■ Task goal: Write out the listing beneath this instruction in its entirety, exactly as it reads.

■ Stored records:
——————

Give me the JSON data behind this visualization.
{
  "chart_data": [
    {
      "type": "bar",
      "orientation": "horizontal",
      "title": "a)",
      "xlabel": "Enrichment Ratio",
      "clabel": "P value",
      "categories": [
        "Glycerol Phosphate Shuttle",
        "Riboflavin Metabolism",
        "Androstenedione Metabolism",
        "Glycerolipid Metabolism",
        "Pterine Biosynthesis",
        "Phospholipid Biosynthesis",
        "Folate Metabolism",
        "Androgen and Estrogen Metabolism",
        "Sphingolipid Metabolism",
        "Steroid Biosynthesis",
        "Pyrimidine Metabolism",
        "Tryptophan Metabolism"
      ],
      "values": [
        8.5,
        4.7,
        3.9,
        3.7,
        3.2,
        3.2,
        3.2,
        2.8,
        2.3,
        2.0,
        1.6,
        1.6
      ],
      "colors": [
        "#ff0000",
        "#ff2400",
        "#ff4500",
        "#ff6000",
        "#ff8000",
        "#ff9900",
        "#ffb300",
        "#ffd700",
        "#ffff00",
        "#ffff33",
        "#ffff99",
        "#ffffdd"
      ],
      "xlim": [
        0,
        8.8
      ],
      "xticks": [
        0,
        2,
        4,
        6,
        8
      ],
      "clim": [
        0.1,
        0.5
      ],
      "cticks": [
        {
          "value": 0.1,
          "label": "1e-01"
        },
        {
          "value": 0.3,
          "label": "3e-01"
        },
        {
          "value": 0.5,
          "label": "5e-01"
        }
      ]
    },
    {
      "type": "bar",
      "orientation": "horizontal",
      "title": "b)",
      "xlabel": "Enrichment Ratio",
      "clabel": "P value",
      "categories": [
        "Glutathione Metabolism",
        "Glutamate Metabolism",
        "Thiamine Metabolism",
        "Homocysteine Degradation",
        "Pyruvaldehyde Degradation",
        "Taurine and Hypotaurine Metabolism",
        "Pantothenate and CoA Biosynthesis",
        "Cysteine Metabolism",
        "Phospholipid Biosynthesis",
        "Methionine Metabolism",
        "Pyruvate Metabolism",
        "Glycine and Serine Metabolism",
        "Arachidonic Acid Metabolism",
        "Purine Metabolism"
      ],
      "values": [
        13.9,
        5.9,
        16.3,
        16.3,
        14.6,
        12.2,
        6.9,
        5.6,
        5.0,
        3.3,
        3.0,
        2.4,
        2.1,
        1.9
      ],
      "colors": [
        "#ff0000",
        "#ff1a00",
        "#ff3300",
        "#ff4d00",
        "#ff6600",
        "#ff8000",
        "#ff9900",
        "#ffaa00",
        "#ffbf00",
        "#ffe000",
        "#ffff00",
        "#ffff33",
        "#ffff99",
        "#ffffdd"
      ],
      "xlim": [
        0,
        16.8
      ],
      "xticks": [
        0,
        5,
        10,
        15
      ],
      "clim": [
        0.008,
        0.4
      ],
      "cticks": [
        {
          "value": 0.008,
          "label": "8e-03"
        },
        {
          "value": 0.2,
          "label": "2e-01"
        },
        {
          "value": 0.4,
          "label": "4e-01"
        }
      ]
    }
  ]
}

——————

■ Full response:
Give me the JSON data behind this visualization.
{
  "chart_data": [
    {
      "type": "bar",
      "orientation": "horizontal",
      "title": "a)",
      "xlabel": "Enrichment Ratio",
      "clabel": "P value",
      "categories": [
        "Glycerol Phosphate Shuttle",
        "Riboflavin Metabolism",
        "Androstenedione Metabolism",
        "Glycerolipid Metabolism",
        "Pterine Biosynthesis",
        "Phospholipid Biosynthesis",
        "Folate Metabolism",
        "Androgen and Estrogen Metabolism",
        "Sphingolipid Metabolism",
        "Steroid Biosynthesis",
        "Pyrimidine Metabolism",
        "Tryptophan Metabolism"
      ],
      "values": [
        8.5,
        4.7,
        3.9,
        3.7,
        3.2,
        3.2,
        3.2,
        2.8,
        2.3,
        2.0,
        1.6,
        1.6
      ],
      "colors": [
        "#ff0000",
        "#ff2400",
        "#ff4500",
        "#ff6000",
        "#ff8000",
        "#ff9900",
        "#ffb300",
        "#ffd700",
        "#ffff00",
        "#ffff33",
        "#ffff99",
        "#ffffdd"
      ],
      "xlim": [
        0,
        8.8
      ],
      "xticks": [
        0,
        2,
        4,
        6,
        8
      ],
      "clim": [
        0.1,
        0.5
      ],
      "cticks": [
        {
          "value": 0.1,
          "label": "1e-01"
        },
        {
          "value": 0.3,
          "label": "3e-01"
        },
        {
          "value": 0.5,
          "label": "5e-01"
        }
      ]
    },
    {
      "type": "bar",
      "orientation": "horizontal",
      "title": "b)",
      "xlabel": "Enrichment Ratio",
      "clabel": "P value",
      "categories": [
        "Glutathione Metabolism",
        "Glutamate Metabolism",
        "Thiamine Metabolism",
        "Homocysteine Degradation",
        "Pyruvaldehyde Degradation",
        "Taurine and Hypotaurine Metabolism",
        "Pantothenate and CoA Biosynthesis",
        "Cysteine Metabolism",
        "Phospholipid Biosynthesis",
        "Methionine Metabolism",
        "Pyruvate Metabolism",
        "Glycine and Serine Metabolism",
        "Arachidonic Acid Metabolism",
        "Purine Metabolism"
      ],
      "values": [
        13.9,
        5.9,
        16.3,
        16.3,
        14.6,
        12.2,
        6.9,
        5.6,
        5.0,
        3.3,
        3.0,
        2.4,
        2.1,
        1.9
      ],
      "colors": [
        "#ff0000",
        "#ff1a00",
        "#ff3300",
        "#ff4d00",
        "#ff6600",
        "#ff8000",
        "#ff9900",
        "#ffaa00",
        "#ffbf00",
        "#ffe000",
        "#ffff00",
        "#ffff33",
        "#ffff99",
        "#ffffdd"
      ],
      "xlim": [
        0,
        16.8
      ],
      "xticks": [
        0,
        5,
        10,
        15
      ],
      "clim": [
        0.008,
        0.4
      ],
      "cticks": [
        {
          "value": 0.008,
          "label": "8e-03"
        },
        {
          "value": 0.2,
          "label": "2e-01"
        },
        {
          "value": 0.4,
          "label": "4e-01"
        }
      ]
    }
  ]
}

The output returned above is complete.